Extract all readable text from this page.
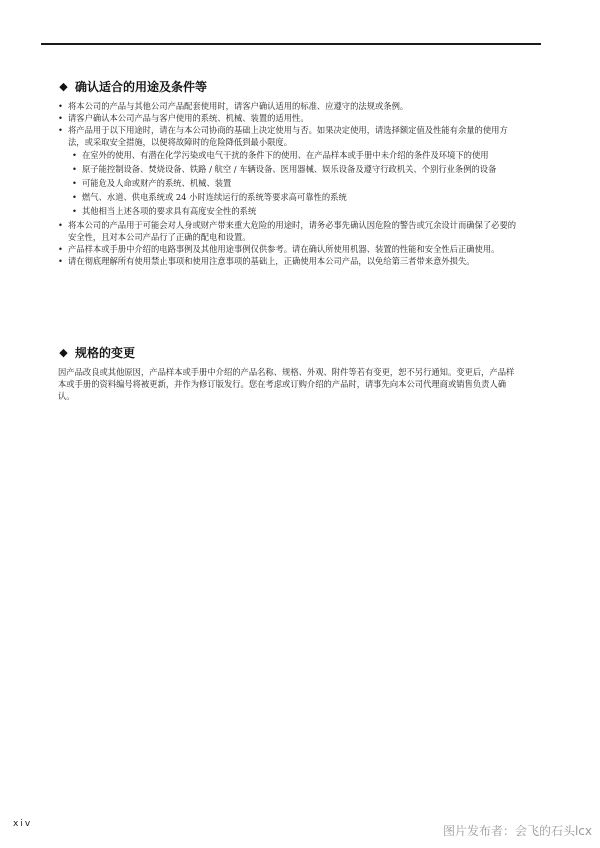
◆ 确认适合的用途及条件等
• 将本公司的产品与其他公司产品配套使用时，请客户确认适用的标准、应遵守的法规或条例。
• 请客户确认本公司产品与客户使用的系统、机械、装置的适用性。
• 将产品用于以下用途时，请在与本公司协商的基础上决定使用与否。如果决定使用，请选择额定值及性能有余量的使用方法，或采取安全措施，以便将故障时的危险降低到最小限度。
• 在室外的使用、有潜在化学污染或电气干扰的条件下的使用、在产品样本或手册中未介绍的条件及环境下的使用
• 原子能控制设备、焚烧设备、铁路 / 航空 / 车辆设备、医用器械、娱乐设备及遵守行政机关、个别行业条例的设备
• 可能危及人命或财产的系统、机械、装置
• 燃气、水道、供电系统或 24 小时连续运行的系统等要求高可靠性的系统
• 其他相当上述各项的要求具有高度安全性的系统
• 将本公司的产品用于可能会对人身或财产带来重大危险的用途时，请务必事先确认因危险的警告或冗余设计而确保了必要的安全性，且对本公司产品行了正确的配电和设置。
• 产品样本或手册中介绍的电路事例及其他用途事例仅供参考。请在确认所使用机器、装置的性能和安全性后正确使用。
• 请在彻底理解所有使用禁止事项和使用注意事项的基础上，正确使用本公司产品，以免给第三者带来意外损失。
◆ 规格的变更
因产品改良或其他原因，产品样本或手册中介绍的产品名称、规格、外观、附件等若有变更，恕不另行通知。变更后，产品样本或手册的资料编号将被更新，并作为修订版发行。您在考虑或订购介绍的产品时，请事先向本公司代理商或销售负责人确认。
xiv	图片发布者：会飞的石头lcx
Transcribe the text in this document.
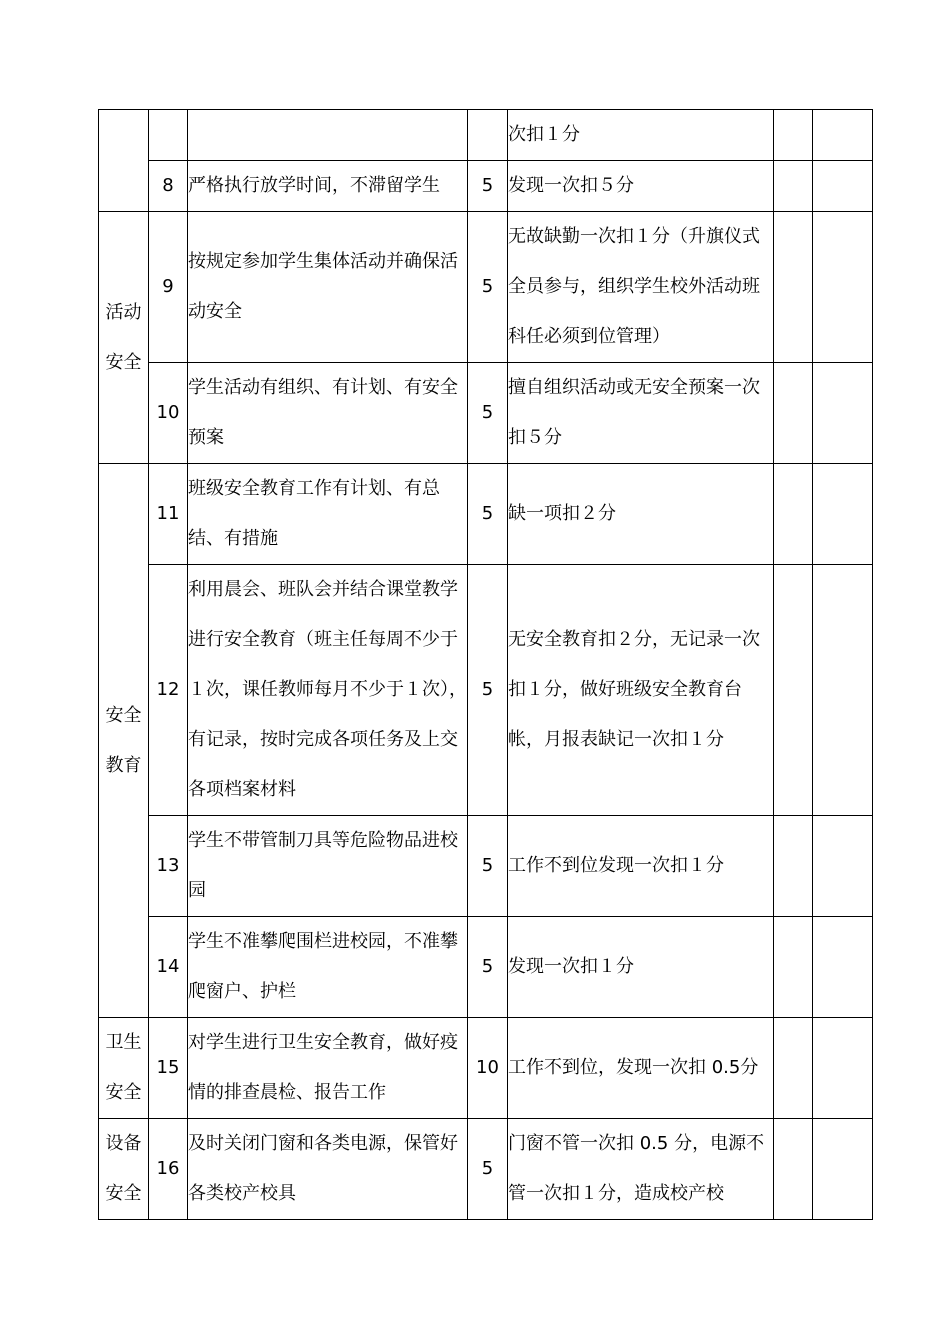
				次扣１分		
	8	严格执行放学时间，不滞留学生	5	发现一次扣５分		
活动安全	9	按规定参加学生集体活动并确保活动安全	5	无故缺勤一次扣１分（升旗仪式全员参与，组织学生校外活动班科任必须到位管理）		
	10	学生活动有组织、有计划、有安全预案	5	擅自组织活动或无安全预案一次扣５分		
安全教育	11	班级安全教育工作有计划、有总结、有措施	5	缺一项扣２分		
	12	利用晨会、班队会并结合课堂教学进行安全教育（班主任每周不少于１次，课任教师每月不少于１次），有记录，按时完成各项任务及上交各项档案材料	5	无安全教育扣２分，无记录一次扣１分，做好班级安全教育台帐，月报表缺记一次扣１分		
	13	学生不带管制刀具等危险物品进校园	5	工作不到位发现一次扣１分		
	14	学生不准攀爬围栏进校园，不准攀爬窗户、护栏	5	发现一次扣１分		
卫生安全	15	对学生进行卫生安全教育，做好疫情的排查晨检、报告工作	10	工作不到位，发现一次扣 0.5分		
设备安全	16	及时关闭门窗和各类电源，保管好各类校产校具	5	门窗不管一次扣 0.5 分，电源不管一次扣１分，造成校产校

## What to do
Your task is to set down the records shown above exactly, minus any pictures.

## Task output
Extract all readable text from this page.
◆ 确认适合的用途及条件等
• 将本公司的产品与其他公司产品配套使用时，请客户确认适用的标准、应遵守的法规或条例。
• 请客户确认本公司产品与客户使用的系统、机械、装置的适用性。
• 将产品用于以下用途时，请在与本公司协商的基础上决定使用与否。如果决定使用，请选择额定值及性能有余量的使用方法，或采取安全措施，以便将故障时的危险降低到最小限度。
• 在室外的使用、有潜在化学污染或电气干扰的条件下的使用、在产品样本或手册中未介绍的条件及环境下的使用
• 原子能控制设备、焚烧设备、铁路 / 航空 / 车辆设备、医用器械、娱乐设备及遵守行政机关、个别行业条例的设备
• 可能危及人命或财产的系统、机械、装置
• 燃气、水道、供电系统或 24 小时连续运行的系统等要求高可靠性的系统
• 其他相当上述各项的要求具有高度安全性的系统
• 将本公司的产品用于可能会对人身或财产带来重大危险的用途时，请务必事先确认因危险的警告或冗余设计而确保了必要的安全性，且对本公司产品行了正确的配电和设置。
• 产品样本或手册中介绍的电路事例及其他用途事例仅供参考。请在确认所使用机器、装置的性能和安全性后正确使用。
• 请在彻底理解所有使用禁止事项和使用注意事项的基础上，正确使用本公司产品，以免给第三者带来意外损失。
◆ 规格的变更
因产品改良或其他原因，产品样本或手册中介绍的产品名称、规格、外观、附件等若有变更，恕不另行通知。变更后，产品样本或手册的资料编号将被更新，并作为修订版发行。您在考虑或订购介绍的产品时，请事先向本公司代理商或销售负责人确认。
xiv	图片发布者：会飞的石头lcx
Transcribe the text in this document.
				次扣１分		
	8	严格执行放学时间，不滞留学生	5	发现一次扣５分		
活动安全	9	按规定参加学生集体活动并确保活动安全	5	无故缺勤一次扣１分（升旗仪式全员参与，组织学生校外活动班科任必须到位管理）		
	10	学生活动有组织、有计划、有安全预案	5	擅自组织活动或无安全预案一次扣５分		
安全教育	11	班级安全教育工作有计划、有总结、有措施	5	缺一项扣２分		
	12	利用晨会、班队会并结合课堂教学进行安全教育（班主任每周不少于１次，课任教师每月不少于１次），有记录，按时完成各项任务及上交各项档案材料	5	无安全教育扣２分，无记录一次扣１分，做好班级安全教育台帐，月报表缺记一次扣１分		
	13	学生不带管制刀具等危险物品进校园	5	工作不到位发现一次扣１分		
	14	学生不准攀爬围栏进校园，不准攀爬窗户、护栏	5	发现一次扣１分		
卫生安全	15	对学生进行卫生安全教育，做好疫情的排查晨检、报告工作	10	工作不到位，发现一次扣 0.5分		
设备安全	16	及时关闭门窗和各类电源，保管好各类校产校具	5	门窗不管一次扣 0.5 分，电源不管一次扣１分，造成校产校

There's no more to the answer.